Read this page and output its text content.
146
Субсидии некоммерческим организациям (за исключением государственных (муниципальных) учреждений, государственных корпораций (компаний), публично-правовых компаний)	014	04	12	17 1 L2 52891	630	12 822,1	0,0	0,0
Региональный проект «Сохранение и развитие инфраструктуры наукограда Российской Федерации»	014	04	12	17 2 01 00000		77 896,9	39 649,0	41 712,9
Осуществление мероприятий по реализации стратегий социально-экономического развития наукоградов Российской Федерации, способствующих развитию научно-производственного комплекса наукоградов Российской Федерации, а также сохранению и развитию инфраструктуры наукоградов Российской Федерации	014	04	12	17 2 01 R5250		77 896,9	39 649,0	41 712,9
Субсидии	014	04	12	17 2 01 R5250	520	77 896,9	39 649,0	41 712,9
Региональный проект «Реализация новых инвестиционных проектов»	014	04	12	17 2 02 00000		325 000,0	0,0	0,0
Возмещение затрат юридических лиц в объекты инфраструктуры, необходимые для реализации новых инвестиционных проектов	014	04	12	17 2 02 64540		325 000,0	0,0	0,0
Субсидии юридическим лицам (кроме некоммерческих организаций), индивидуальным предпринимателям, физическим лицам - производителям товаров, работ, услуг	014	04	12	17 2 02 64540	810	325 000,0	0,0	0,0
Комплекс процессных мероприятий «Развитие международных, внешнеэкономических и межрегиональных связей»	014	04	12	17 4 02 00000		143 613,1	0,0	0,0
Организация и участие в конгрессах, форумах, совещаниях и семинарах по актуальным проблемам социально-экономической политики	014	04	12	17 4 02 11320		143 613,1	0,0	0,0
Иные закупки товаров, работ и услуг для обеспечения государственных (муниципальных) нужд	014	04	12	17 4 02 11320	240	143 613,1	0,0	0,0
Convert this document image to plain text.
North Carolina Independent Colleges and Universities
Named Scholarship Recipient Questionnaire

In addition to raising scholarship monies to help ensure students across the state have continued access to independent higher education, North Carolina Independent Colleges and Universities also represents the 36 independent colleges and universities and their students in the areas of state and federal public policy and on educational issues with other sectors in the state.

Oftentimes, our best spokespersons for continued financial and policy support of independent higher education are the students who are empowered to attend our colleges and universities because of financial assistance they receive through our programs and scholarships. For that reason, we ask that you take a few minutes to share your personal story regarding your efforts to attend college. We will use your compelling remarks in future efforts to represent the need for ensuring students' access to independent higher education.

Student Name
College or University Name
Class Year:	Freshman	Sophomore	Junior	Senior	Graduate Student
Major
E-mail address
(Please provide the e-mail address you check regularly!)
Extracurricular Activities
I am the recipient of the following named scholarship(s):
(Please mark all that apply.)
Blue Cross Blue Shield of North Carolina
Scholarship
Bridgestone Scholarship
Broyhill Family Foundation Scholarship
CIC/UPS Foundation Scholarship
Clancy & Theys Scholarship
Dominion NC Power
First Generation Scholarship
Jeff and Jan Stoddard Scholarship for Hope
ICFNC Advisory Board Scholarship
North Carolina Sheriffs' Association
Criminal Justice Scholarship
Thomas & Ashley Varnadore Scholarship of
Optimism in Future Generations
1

====================

GOAL OF THE EXERCISE: Reproduce, word for word, only the lines from the one that contains "Convert this document image to plain text." through the final line.

TASK SOLUTION:
Convert this document image to plain text.
North Carolina Independent Colleges and Universities
Named Scholarship Recipient Questionnaire

In addition to raising scholarship monies to help ensure students across the state have continued access to independent higher education, North Carolina Independent Colleges and Universities also represents the 36 independent colleges and universities and their students in the areas of state and federal public policy and on educational issues with other sectors in the state.

Oftentimes, our best spokespersons for continued financial and policy support of independent higher education are the students who are empowered to attend our colleges and universities because of financial assistance they receive through our programs and scholarships. For that reason, we ask that you take a few minutes to share your personal story regarding your efforts to attend college. We will use your compelling remarks in future efforts to represent the need for ensuring students' access to independent higher education.

Student Name
College or University Name
Class Year:	Freshman	Sophomore	Junior	Senior	Graduate Student
Major
E-mail address
(Please provide the e-mail address you check regularly!)
Extracurricular Activities
I am the recipient of the following named scholarship(s):
(Please mark all that apply.)
Blue Cross Blue Shield of North Carolina
Scholarship
Bridgestone Scholarship
Broyhill Family Foundation Scholarship
CIC/UPS Foundation Scholarship
Clancy & Theys Scholarship
Dominion NC Power
First Generation Scholarship
Jeff and Jan Stoddard Scholarship for Hope
ICFNC Advisory Board Scholarship
North Carolina Sheriffs' Association
Criminal Justice Scholarship
Thomas & Ashley Varnadore Scholarship of
Optimism in Future Generations
1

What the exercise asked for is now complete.